**Dataset rows**
◆ ◆ ◆

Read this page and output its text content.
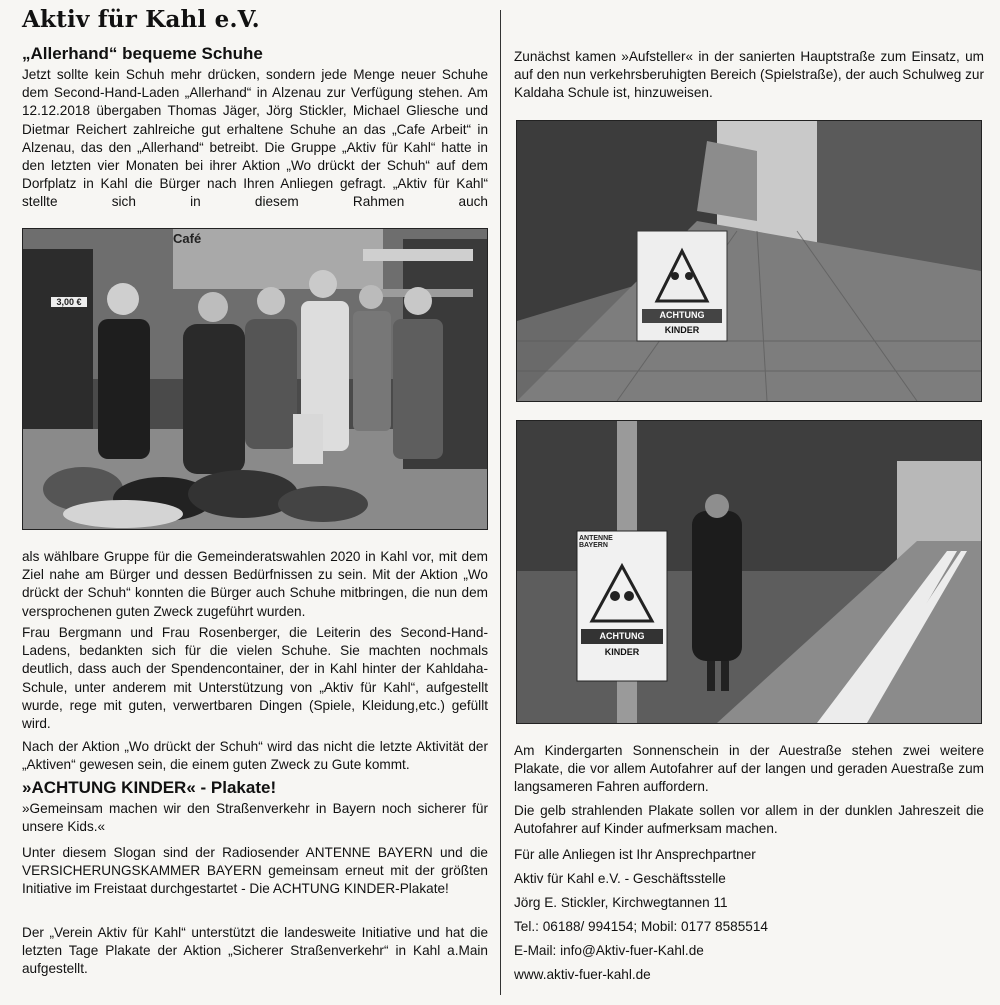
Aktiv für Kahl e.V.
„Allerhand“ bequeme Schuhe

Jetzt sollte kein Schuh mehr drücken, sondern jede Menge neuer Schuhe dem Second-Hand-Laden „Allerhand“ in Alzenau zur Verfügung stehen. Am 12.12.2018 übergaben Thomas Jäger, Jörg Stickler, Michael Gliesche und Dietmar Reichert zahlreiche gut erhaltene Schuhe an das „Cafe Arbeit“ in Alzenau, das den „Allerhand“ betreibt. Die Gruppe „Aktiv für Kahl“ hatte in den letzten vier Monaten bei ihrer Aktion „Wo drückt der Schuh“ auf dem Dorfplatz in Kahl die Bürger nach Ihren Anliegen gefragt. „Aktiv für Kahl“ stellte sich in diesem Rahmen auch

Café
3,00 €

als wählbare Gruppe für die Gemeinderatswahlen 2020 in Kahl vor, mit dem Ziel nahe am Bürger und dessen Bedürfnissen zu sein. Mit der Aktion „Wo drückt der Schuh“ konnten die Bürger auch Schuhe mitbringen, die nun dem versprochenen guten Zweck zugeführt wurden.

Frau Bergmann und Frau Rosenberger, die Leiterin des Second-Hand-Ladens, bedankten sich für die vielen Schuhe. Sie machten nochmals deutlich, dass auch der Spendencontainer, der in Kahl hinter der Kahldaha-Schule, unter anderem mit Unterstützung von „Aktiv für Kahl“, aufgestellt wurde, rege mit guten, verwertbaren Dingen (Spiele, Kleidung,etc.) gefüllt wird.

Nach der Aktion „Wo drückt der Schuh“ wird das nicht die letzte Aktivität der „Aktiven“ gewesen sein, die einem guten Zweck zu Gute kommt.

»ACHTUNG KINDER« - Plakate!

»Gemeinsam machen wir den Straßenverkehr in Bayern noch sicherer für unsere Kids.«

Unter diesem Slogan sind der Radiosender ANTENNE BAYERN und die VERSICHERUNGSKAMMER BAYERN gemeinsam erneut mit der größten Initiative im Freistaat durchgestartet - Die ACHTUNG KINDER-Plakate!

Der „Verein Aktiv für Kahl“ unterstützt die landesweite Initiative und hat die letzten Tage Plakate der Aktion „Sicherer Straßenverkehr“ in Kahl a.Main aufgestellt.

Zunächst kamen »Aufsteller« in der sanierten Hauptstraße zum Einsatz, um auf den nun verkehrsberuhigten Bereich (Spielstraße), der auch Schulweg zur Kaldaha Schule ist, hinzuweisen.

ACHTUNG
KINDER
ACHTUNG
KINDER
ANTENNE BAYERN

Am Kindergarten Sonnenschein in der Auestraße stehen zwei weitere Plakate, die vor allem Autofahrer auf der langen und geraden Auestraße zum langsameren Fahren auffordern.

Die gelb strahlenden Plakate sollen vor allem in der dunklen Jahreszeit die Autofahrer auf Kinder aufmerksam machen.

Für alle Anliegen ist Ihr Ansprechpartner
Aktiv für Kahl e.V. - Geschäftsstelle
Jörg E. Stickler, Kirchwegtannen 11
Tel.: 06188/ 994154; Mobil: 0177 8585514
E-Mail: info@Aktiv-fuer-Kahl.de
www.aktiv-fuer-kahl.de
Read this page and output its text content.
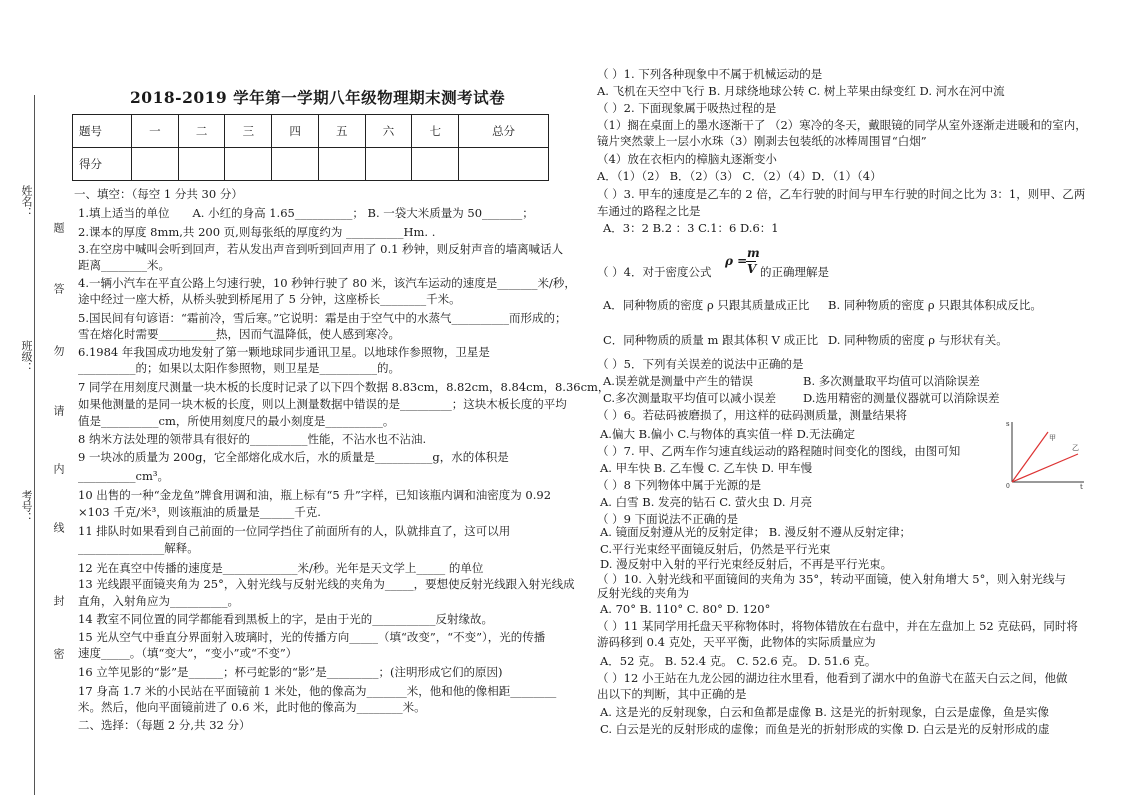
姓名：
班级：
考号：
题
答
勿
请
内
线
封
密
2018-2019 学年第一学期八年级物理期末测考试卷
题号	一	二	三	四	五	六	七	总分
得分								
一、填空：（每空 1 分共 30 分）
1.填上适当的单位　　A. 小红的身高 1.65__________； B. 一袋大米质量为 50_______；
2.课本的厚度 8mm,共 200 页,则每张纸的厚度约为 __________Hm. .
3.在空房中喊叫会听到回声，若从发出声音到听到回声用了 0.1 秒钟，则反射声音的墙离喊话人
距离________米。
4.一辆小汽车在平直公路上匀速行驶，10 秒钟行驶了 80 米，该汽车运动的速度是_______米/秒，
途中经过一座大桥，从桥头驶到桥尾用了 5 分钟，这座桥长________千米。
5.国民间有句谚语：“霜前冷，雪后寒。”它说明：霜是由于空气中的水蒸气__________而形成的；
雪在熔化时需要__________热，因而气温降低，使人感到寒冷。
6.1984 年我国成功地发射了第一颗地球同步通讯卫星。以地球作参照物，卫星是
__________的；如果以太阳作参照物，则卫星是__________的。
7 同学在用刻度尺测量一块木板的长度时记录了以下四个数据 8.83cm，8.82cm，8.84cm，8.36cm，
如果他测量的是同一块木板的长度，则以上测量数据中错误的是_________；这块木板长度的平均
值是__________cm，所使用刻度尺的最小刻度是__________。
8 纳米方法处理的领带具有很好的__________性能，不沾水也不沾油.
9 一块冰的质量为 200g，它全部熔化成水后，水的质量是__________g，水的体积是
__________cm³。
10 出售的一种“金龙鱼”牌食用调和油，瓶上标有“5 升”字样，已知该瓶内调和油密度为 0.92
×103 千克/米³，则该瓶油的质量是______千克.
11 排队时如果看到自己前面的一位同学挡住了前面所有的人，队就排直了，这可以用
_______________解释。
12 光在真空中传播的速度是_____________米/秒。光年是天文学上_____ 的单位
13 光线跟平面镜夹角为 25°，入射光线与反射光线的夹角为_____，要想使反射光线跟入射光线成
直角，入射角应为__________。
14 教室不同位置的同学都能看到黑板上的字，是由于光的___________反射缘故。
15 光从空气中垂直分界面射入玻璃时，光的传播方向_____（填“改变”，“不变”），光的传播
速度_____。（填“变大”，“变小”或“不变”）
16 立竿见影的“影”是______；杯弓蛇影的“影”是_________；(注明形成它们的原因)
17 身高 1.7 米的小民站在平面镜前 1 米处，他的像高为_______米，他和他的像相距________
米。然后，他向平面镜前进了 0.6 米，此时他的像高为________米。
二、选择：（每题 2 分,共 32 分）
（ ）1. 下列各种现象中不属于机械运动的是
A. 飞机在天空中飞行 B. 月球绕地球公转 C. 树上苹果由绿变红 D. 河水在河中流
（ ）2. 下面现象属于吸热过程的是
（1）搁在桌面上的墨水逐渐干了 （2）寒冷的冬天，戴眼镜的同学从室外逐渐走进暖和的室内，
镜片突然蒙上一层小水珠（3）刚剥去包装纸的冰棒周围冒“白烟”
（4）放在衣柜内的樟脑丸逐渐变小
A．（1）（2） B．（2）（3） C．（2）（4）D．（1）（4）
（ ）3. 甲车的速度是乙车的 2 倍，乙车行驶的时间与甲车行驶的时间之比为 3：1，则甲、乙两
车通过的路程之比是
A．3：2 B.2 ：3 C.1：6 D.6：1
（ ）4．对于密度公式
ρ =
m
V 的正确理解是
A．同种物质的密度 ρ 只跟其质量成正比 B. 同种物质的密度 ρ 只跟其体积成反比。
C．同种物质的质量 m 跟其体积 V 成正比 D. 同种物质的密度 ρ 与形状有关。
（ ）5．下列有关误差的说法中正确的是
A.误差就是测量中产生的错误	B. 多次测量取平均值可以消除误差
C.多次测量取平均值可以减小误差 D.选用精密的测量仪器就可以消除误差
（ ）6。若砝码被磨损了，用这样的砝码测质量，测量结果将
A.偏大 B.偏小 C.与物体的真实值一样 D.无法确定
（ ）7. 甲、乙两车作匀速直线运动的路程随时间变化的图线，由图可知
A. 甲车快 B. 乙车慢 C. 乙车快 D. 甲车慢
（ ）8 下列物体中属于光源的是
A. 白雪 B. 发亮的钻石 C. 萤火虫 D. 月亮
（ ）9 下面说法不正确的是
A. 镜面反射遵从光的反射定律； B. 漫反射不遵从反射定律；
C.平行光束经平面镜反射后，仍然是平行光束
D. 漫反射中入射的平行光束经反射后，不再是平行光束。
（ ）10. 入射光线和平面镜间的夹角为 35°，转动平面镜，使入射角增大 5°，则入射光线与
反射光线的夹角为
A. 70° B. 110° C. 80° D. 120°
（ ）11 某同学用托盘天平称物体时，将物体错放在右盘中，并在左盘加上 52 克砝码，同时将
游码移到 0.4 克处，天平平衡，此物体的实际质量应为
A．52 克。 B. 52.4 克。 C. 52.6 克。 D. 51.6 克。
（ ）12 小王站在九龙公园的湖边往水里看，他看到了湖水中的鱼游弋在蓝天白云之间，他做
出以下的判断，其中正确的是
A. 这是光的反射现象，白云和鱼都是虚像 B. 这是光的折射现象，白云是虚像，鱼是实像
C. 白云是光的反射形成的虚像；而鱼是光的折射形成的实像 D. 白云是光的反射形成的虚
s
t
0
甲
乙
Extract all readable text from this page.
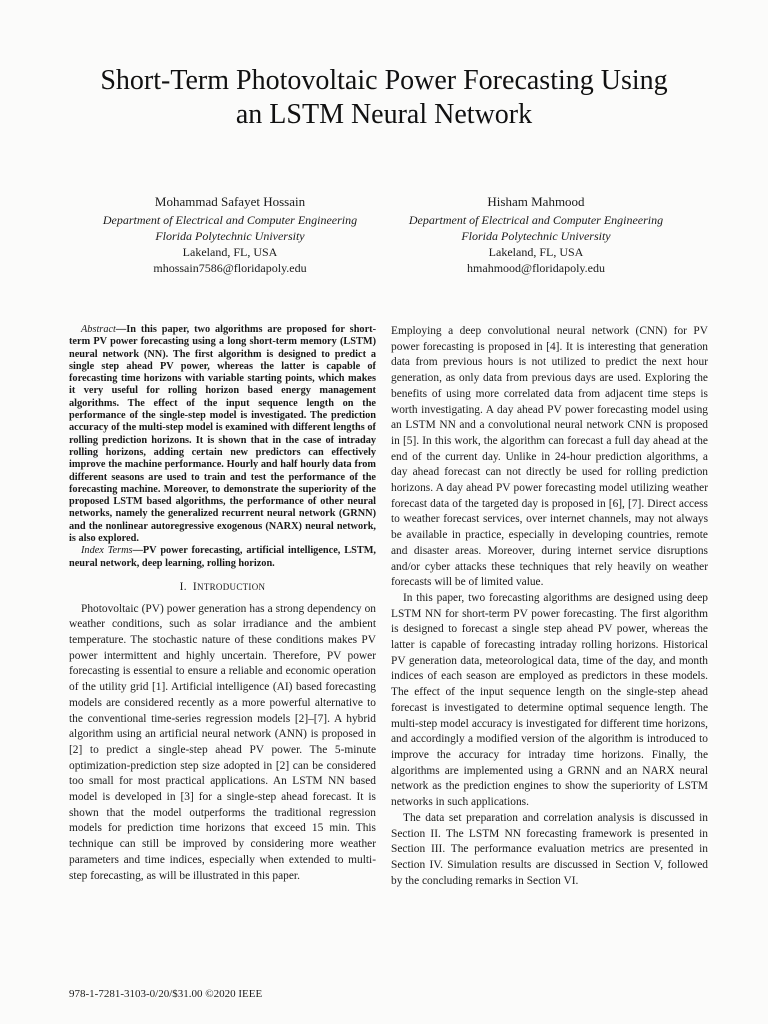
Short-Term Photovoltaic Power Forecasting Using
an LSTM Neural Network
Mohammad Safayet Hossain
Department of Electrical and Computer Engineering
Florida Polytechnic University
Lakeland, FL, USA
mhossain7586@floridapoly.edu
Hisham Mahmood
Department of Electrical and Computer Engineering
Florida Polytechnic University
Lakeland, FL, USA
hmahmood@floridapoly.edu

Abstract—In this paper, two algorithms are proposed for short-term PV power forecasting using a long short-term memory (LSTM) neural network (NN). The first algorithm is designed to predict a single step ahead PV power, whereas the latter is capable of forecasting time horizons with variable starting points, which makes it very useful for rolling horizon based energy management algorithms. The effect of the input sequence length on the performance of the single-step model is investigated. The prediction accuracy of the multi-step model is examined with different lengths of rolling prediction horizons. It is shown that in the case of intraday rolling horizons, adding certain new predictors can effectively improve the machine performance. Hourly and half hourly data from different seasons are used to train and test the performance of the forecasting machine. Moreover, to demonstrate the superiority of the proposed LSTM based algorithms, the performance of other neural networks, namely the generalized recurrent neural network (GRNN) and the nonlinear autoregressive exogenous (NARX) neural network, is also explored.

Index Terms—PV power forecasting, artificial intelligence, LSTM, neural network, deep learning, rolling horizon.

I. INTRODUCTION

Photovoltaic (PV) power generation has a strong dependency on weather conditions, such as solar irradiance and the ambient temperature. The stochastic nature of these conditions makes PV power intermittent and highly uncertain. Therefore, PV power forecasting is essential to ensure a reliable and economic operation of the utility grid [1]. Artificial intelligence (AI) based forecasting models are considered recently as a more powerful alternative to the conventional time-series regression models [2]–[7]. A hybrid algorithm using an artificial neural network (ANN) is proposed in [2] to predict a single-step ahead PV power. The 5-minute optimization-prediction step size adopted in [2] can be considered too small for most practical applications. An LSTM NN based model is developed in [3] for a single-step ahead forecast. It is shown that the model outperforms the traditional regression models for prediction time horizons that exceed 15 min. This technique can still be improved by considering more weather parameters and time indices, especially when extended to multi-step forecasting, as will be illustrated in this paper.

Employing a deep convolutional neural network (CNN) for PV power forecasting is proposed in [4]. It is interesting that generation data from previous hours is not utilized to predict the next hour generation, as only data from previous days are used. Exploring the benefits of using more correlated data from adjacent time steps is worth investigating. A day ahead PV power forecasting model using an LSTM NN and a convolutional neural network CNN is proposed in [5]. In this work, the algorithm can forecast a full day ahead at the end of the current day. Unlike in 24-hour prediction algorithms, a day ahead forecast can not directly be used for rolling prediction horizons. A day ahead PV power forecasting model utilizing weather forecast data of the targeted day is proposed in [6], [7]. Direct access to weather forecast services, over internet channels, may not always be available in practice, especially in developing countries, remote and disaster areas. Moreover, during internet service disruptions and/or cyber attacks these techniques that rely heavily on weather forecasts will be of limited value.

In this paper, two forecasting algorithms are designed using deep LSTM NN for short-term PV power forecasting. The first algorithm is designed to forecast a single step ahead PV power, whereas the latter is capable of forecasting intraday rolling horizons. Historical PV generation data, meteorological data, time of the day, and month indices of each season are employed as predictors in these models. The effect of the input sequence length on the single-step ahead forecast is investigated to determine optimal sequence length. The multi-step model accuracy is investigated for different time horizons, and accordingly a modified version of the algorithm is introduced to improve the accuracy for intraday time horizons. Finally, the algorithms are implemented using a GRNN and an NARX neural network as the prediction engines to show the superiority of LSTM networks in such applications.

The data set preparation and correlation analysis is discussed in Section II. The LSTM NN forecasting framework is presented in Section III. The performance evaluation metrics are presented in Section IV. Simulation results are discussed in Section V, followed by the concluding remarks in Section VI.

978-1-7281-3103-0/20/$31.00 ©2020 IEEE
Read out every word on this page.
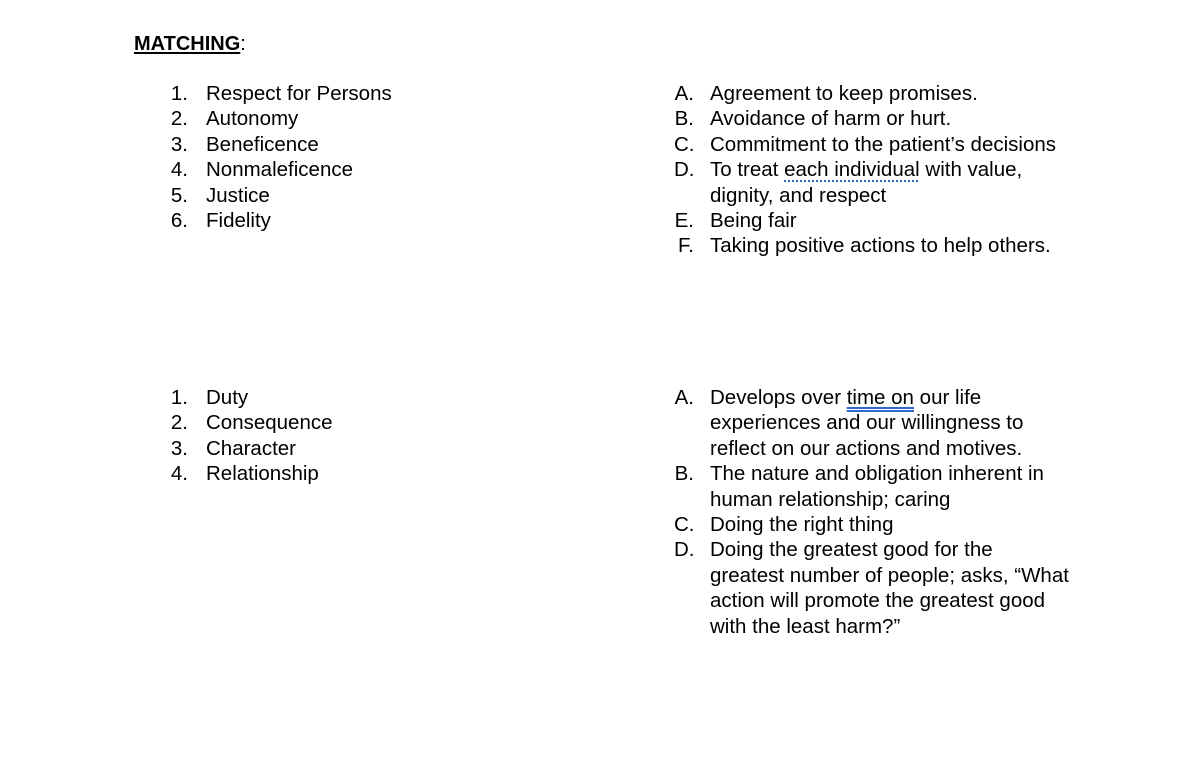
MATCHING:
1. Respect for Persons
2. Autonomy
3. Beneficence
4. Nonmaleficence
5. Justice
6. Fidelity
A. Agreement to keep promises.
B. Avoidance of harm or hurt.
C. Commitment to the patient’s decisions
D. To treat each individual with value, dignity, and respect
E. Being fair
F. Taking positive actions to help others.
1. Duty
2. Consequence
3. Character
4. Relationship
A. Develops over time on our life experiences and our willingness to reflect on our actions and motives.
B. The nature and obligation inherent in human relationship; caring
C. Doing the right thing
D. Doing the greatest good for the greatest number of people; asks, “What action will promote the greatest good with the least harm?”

◆ ◆ ◆

**Written problem**
Find the word "Anliegen" in the entries above and gather every line that holds it.

**Full output**
Jetzt sollte kein Schuh mehr drücken, sondern jede Menge neuer Schuhe dem Second-Hand-Laden „Allerhand“ in Alzenau zur Verfügung stehen. Am 12.12.2018 übergaben Thomas Jäger, Jörg Stickler, Michael Gliesche und Dietmar Reichert zahlreiche gut erhaltene Schuhe an das „Cafe Arbeit“ in Alzenau, das den „Allerhand“ betreibt. Die Gruppe „Aktiv für Kahl“ hatte in den letzten vier Monaten bei ihrer Aktion „Wo drückt der Schuh“ auf dem Dorfplatz in Kahl die Bürger nach Ihren Anliegen gefragt. „Aktiv für Kahl“ stellte sich in diesem Rahmen auch
Für alle Anliegen ist Ihr Ansprechpartner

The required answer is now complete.